- Your instructions -
Below is a block of records. Copy every line in it that contains the word "sampling".

- Material to process -
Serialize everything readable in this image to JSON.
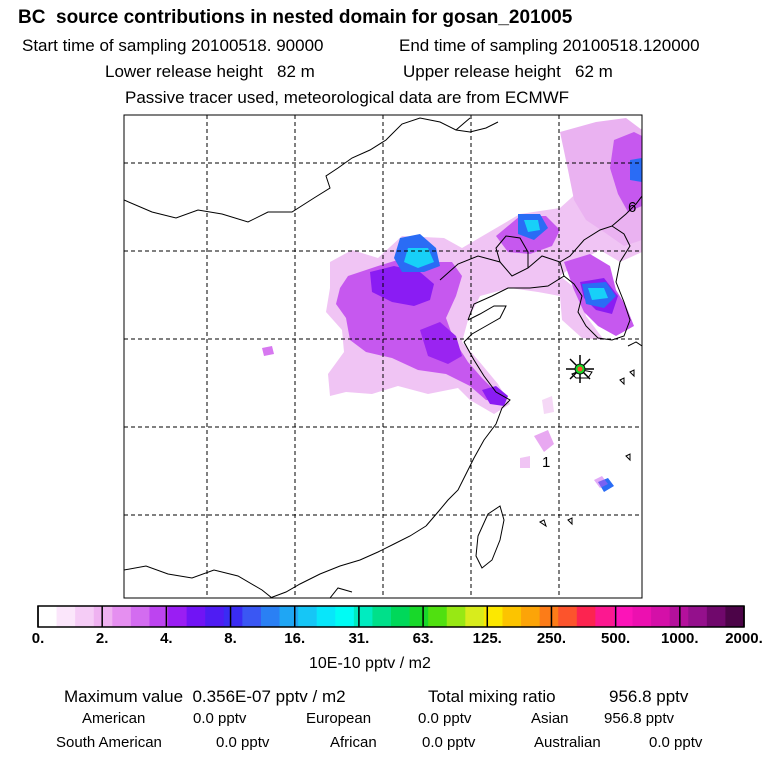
{
  "header": {
    "title": "BC  source contributions in nested domain for gosan_201005",
    "start_label": "Start time of sampling 20100518. 90000",
    "end_label": "End time of sampling 20100518.120000",
    "lower_release": "Lower release height   82 m",
    "upper_release": "Upper release height   62 m",
    "tracer_note": "Passive tracer used, meteorological data are from ECMWF"
  },
  "map": {
    "annotations": [
      "6",
      "1"
    ],
    "receptor": "gosan-receptor-marker"
  },
  "colorbar": {
    "colors": [
      "#ffffff",
      "#fbe6fb",
      "#f5ccf6",
      "#efb2f1",
      "#e58ff0",
      "#d36cf0",
      "#bd44f0",
      "#9a1ef3",
      "#7114f5",
      "#4f1cf3",
      "#3a2cf3",
      "#3a57f3",
      "#2a80f4",
      "#1fa6f4",
      "#16c6f6",
      "#08e6fa",
      "#00fcf4",
      "#00ecc0",
      "#00e08a",
      "#00d85a",
      "#18d82a",
      "#50e010",
      "#98e814",
      "#d8ec1c",
      "#fce800",
      "#fcc400",
      "#fca408",
      "#fc7c18",
      "#fc542c",
      "#fc2450",
      "#fc1890",
      "#fc14b8",
      "#ec10b0",
      "#d410a8",
      "#b4109c",
      "#94108c",
      "#70086c",
      "#4c0448"
    ],
    "tick_labels": [
      "0.",
      "2.",
      "4.",
      "8.",
      "16.",
      "31.",
      "63.",
      "125.",
      "250.",
      "500.",
      "1000.",
      "2000."
    ],
    "unit": "10E-10 pptv / m2"
  },
  "footer": {
    "maximum": "Maximum value  0.356E-07 pptv / m2",
    "total": "Total mixing ratio",
    "total_value": "956.8 pptv",
    "regions": [
      {
        "name": "American",
        "value": "0.0 pptv"
      },
      {
        "name": "European",
        "value": "0.0 pptv"
      },
      {
        "name": "Asian",
        "value": "956.8 pptv"
      },
      {
        "name": "South American",
        "value": "0.0 pptv"
      },
      {
        "name": "African",
        "value": "0.0 pptv"
      },
      {
        "name": "Australian",
        "value": "0.0 pptv"
      }
    ]
  }
}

- Response -
    "start_label": "Start time of sampling 20100518. 90000",
    "end_label": "End time of sampling 20100518.120000",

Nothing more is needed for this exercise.